— BEGIN —
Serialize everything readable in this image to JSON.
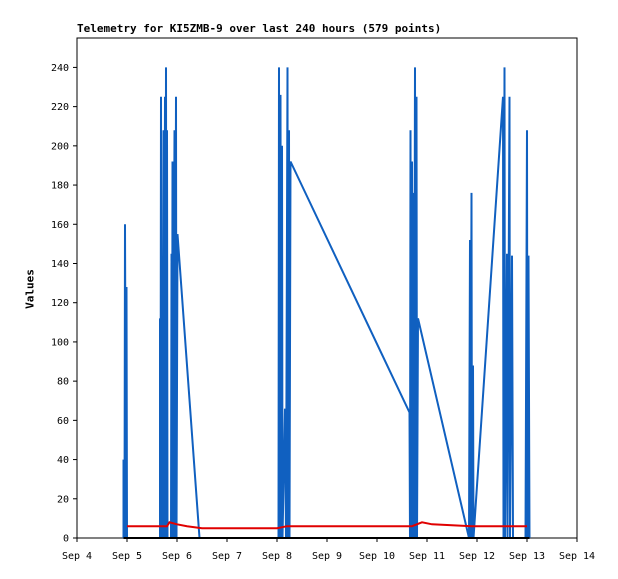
{
  "chart_data": {
    "type": "line",
    "title": "Telemetry for KI5ZMB-9 over last 240 hours (579 points)",
    "xlabel": "",
    "ylabel": "Values",
    "x_ticks": [
      "Sep 4",
      "Sep 5",
      "Sep 6",
      "Sep 7",
      "Sep 8",
      "Sep 9",
      "Sep 10",
      "Sep 11",
      "Sep 12",
      "Sep 13",
      "Sep 14"
    ],
    "y_ticks": [
      0,
      20,
      40,
      60,
      80,
      100,
      120,
      140,
      160,
      180,
      200,
      220,
      240
    ],
    "xlim_days": [
      4,
      14
    ],
    "ylim": [
      0,
      255
    ],
    "grid": false,
    "series": [
      {
        "color": "#1060c0",
        "points": [
          [
            4.93,
            0
          ],
          [
            4.93,
            40
          ],
          [
            4.95,
            0
          ],
          [
            4.96,
            160
          ],
          [
            4.98,
            0
          ],
          [
            4.99,
            128
          ],
          [
            5.0,
            0
          ],
          [
            5.66,
            0
          ],
          [
            5.66,
            112
          ],
          [
            5.67,
            0
          ],
          [
            5.68,
            225
          ],
          [
            5.69,
            0
          ],
          [
            5.7,
            112
          ],
          [
            5.71,
            0
          ],
          [
            5.73,
            208
          ],
          [
            5.74,
            0
          ],
          [
            5.76,
            225
          ],
          [
            5.77,
            0
          ],
          [
            5.78,
            240
          ],
          [
            5.79,
            0
          ],
          [
            5.8,
            208
          ],
          [
            5.81,
            0
          ],
          [
            5.88,
            0
          ],
          [
            5.89,
            145
          ],
          [
            5.9,
            0
          ],
          [
            5.91,
            192
          ],
          [
            5.92,
            0
          ],
          [
            5.95,
            208
          ],
          [
            5.96,
            0
          ],
          [
            5.98,
            225
          ],
          [
            5.99,
            0
          ],
          [
            6.01,
            155
          ],
          [
            6.45,
            0
          ],
          [
            8.03,
            0
          ],
          [
            8.04,
            240
          ],
          [
            8.05,
            0
          ],
          [
            8.07,
            226
          ],
          [
            8.08,
            0
          ],
          [
            8.1,
            200
          ],
          [
            8.11,
            0
          ],
          [
            8.16,
            66
          ],
          [
            8.18,
            0
          ],
          [
            8.21,
            240
          ],
          [
            8.22,
            0
          ],
          [
            8.24,
            208
          ],
          [
            8.25,
            0
          ],
          [
            8.27,
            192
          ],
          [
            10.65,
            64
          ],
          [
            10.66,
            0
          ],
          [
            10.67,
            208
          ],
          [
            10.68,
            0
          ],
          [
            10.7,
            192
          ],
          [
            10.71,
            0
          ],
          [
            10.73,
            176
          ],
          [
            10.74,
            0
          ],
          [
            10.76,
            240
          ],
          [
            10.77,
            0
          ],
          [
            10.79,
            225
          ],
          [
            10.8,
            0
          ],
          [
            10.82,
            112
          ],
          [
            11.84,
            0
          ],
          [
            11.86,
            152
          ],
          [
            11.87,
            0
          ],
          [
            11.89,
            176
          ],
          [
            11.9,
            0
          ],
          [
            11.92,
            88
          ],
          [
            11.93,
            0
          ],
          [
            12.52,
            225
          ],
          [
            12.53,
            0
          ],
          [
            12.55,
            240
          ],
          [
            12.56,
            0
          ],
          [
            12.6,
            145
          ],
          [
            12.61,
            0
          ],
          [
            12.65,
            225
          ],
          [
            12.66,
            0
          ],
          [
            12.7,
            144
          ],
          [
            12.72,
            0
          ],
          [
            12.97,
            0
          ],
          [
            13.0,
            208
          ],
          [
            13.01,
            0
          ],
          [
            13.03,
            144
          ],
          [
            13.05,
            0
          ]
        ]
      },
      {
        "color": "#e00000",
        "points": [
          [
            5.0,
            6
          ],
          [
            5.8,
            6
          ],
          [
            5.85,
            8
          ],
          [
            6.0,
            7
          ],
          [
            6.2,
            6
          ],
          [
            6.5,
            5
          ],
          [
            8.0,
            5
          ],
          [
            8.2,
            6
          ],
          [
            10.7,
            6
          ],
          [
            10.9,
            8
          ],
          [
            11.1,
            7
          ],
          [
            11.9,
            6
          ],
          [
            12.4,
            6
          ],
          [
            13.0,
            6
          ]
        ]
      },
      {
        "color": "#000000",
        "points": [
          [
            4.93,
            0
          ],
          [
            13.05,
            0
          ]
        ]
      }
    ]
  }
}
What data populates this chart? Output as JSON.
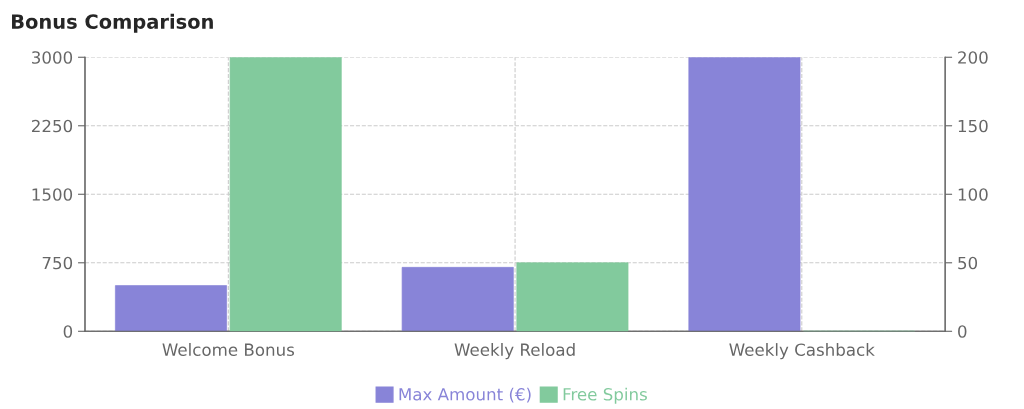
{
  "chart_data": {
    "type": "bar",
    "title": "Bonus Comparison",
    "categories": [
      "Welcome Bonus",
      "Weekly Reload",
      "Weekly Cashback"
    ],
    "series": [
      {
        "name": "Max Amount (€)",
        "color": "#8884d8",
        "values": [
          500,
          700,
          3000
        ]
      },
      {
        "name": "Free Spins",
        "color": "#82ca9d",
        "values": [
          200,
          50,
          0
        ],
        "axis": "y2"
      }
    ],
    "ylim": [
      0,
      3000
    ],
    "yticks": [
      0,
      750,
      1500,
      2250,
      3000
    ],
    "y2lim": [
      0,
      200
    ],
    "y2ticks": [
      0,
      50,
      100,
      150,
      200
    ],
    "grid": true,
    "legend": "bottom"
  }
}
— END —
● **Description of the task**
Every record above should be written out again without change, except that the pictures are left out.

● **Task output**
Serialize everything readable in this image to JSON.
{
  "chart_data": {
    "type": "line",
    "title": "Telemetry for KI5ZMB-9 over last 240 hours (579 points)",
    "xlabel": "",
    "ylabel": "Values",
    "x_ticks": [
      "Sep 4",
      "Sep 5",
      "Sep 6",
      "Sep 7",
      "Sep 8",
      "Sep 9",
      "Sep 10",
      "Sep 11",
      "Sep 12",
      "Sep 13",
      "Sep 14"
    ],
    "y_ticks": [
      0,
      20,
      40,
      60,
      80,
      100,
      120,
      140,
      160,
      180,
      200,
      220,
      240
    ],
    "xlim_days": [
      4,
      14
    ],
    "ylim": [
      0,
      255
    ],
    "grid": false,
    "series": [
      {
        "color": "#1060c0",
        "points": [
          [
            4.93,
            0
          ],
          [
            4.93,
            40
          ],
          [
            4.95,
            0
          ],
          [
            4.96,
            160
          ],
          [
            4.98,
            0
          ],
          [
            4.99,
            128
          ],
          [
            5.0,
            0
          ],
          [
            5.66,
            0
          ],
          [
            5.66,
            112
          ],
          [
            5.67,
            0
          ],
          [
            5.68,
            225
          ],
          [
            5.69,
            0
          ],
          [
            5.7,
            112
          ],
          [
            5.71,
            0
          ],
          [
            5.73,
            208
          ],
          [
            5.74,
            0
          ],
          [
            5.76,
            225
          ],
          [
            5.77,
            0
          ],
          [
            5.78,
            240
          ],
          [
            5.79,
            0
          ],
          [
            5.8,
            208
          ],
          [
            5.81,
            0
          ],
          [
            5.88,
            0
          ],
          [
            5.89,
            145
          ],
          [
            5.9,
            0
          ],
          [
            5.91,
            192
          ],
          [
            5.92,
            0
          ],
          [
            5.95,
            208
          ],
          [
            5.96,
            0
          ],
          [
            5.98,
            225
          ],
          [
            5.99,
            0
          ],
          [
            6.01,
            155
          ],
          [
            6.45,
            0
          ],
          [
            8.03,
            0
          ],
          [
            8.04,
            240
          ],
          [
            8.05,
            0
          ],
          [
            8.07,
            226
          ],
          [
            8.08,
            0
          ],
          [
            8.1,
            200
          ],
          [
            8.11,
            0
          ],
          [
            8.16,
            66
          ],
          [
            8.18,
            0
          ],
          [
            8.21,
            240
          ],
          [
            8.22,
            0
          ],
          [
            8.24,
            208
          ],
          [
            8.25,
            0
          ],
          [
            8.27,
            192
          ],
          [
            10.65,
            64
          ],
          [
            10.66,
            0
          ],
          [
            10.67,
            208
          ],
          [
            10.68,
            0
          ],
          [
            10.7,
            192
          ],
          [
            10.71,
            0
          ],
          [
            10.73,
            176
          ],
          [
            10.74,
            0
          ],
          [
            10.76,
            240
          ],
          [
            10.77,
            0
          ],
          [
            10.79,
            225
          ],
          [
            10.8,
            0
          ],
          [
            10.82,
            112
          ],
          [
            11.84,
            0
          ],
          [
            11.86,
            152
          ],
          [
            11.87,
            0
          ],
          [
            11.89,
            176
          ],
          [
            11.9,
            0
          ],
          [
            11.92,
            88
          ],
          [
            11.93,
            0
          ],
          [
            12.52,
            225
          ],
          [
            12.53,
            0
          ],
          [
            12.55,
            240
          ],
          [
            12.56,
            0
          ],
          [
            12.6,
            145
          ],
          [
            12.61,
            0
          ],
          [
            12.65,
            225
          ],
          [
            12.66,
            0
          ],
          [
            12.7,
            144
          ],
          [
            12.72,
            0
          ],
          [
            12.97,
            0
          ],
          [
            13.0,
            208
          ],
          [
            13.01,
            0
          ],
          [
            13.03,
            144
          ],
          [
            13.05,
            0
          ]
        ]
      },
      {
        "color": "#e00000",
        "points": [
          [
            5.0,
            6
          ],
          [
            5.8,
            6
          ],
          [
            5.85,
            8
          ],
          [
            6.0,
            7
          ],
          [
            6.2,
            6
          ],
          [
            6.5,
            5
          ],
          [
            8.0,
            5
          ],
          [
            8.2,
            6
          ],
          [
            10.7,
            6
          ],
          [
            10.9,
            8
          ],
          [
            11.1,
            7
          ],
          [
            11.9,
            6
          ],
          [
            12.4,
            6
          ],
          [
            13.0,
            6
          ]
        ]
      },
      {
        "color": "#000000",
        "points": [
          [
            4.93,
            0
          ],
          [
            13.05,
            0
          ]
        ]
      }
    ]
  }
}
What data populates this chart? Output as JSON.
{
  "chart_data": {
    "type": "bar",
    "title": "Bonus Comparison",
    "categories": [
      "Welcome Bonus",
      "Weekly Reload",
      "Weekly Cashback"
    ],
    "series": [
      {
        "name": "Max Amount (€)",
        "color": "#8884d8",
        "values": [
          500,
          700,
          3000
        ]
      },
      {
        "name": "Free Spins",
        "color": "#82ca9d",
        "values": [
          200,
          50,
          0
        ],
        "axis": "y2"
      }
    ],
    "ylim": [
      0,
      3000
    ],
    "yticks": [
      0,
      750,
      1500,
      2250,
      3000
    ],
    "y2lim": [
      0,
      200
    ],
    "y2ticks": [
      0,
      50,
      100,
      150,
      200
    ],
    "grid": true,
    "legend": "bottom"
  }
}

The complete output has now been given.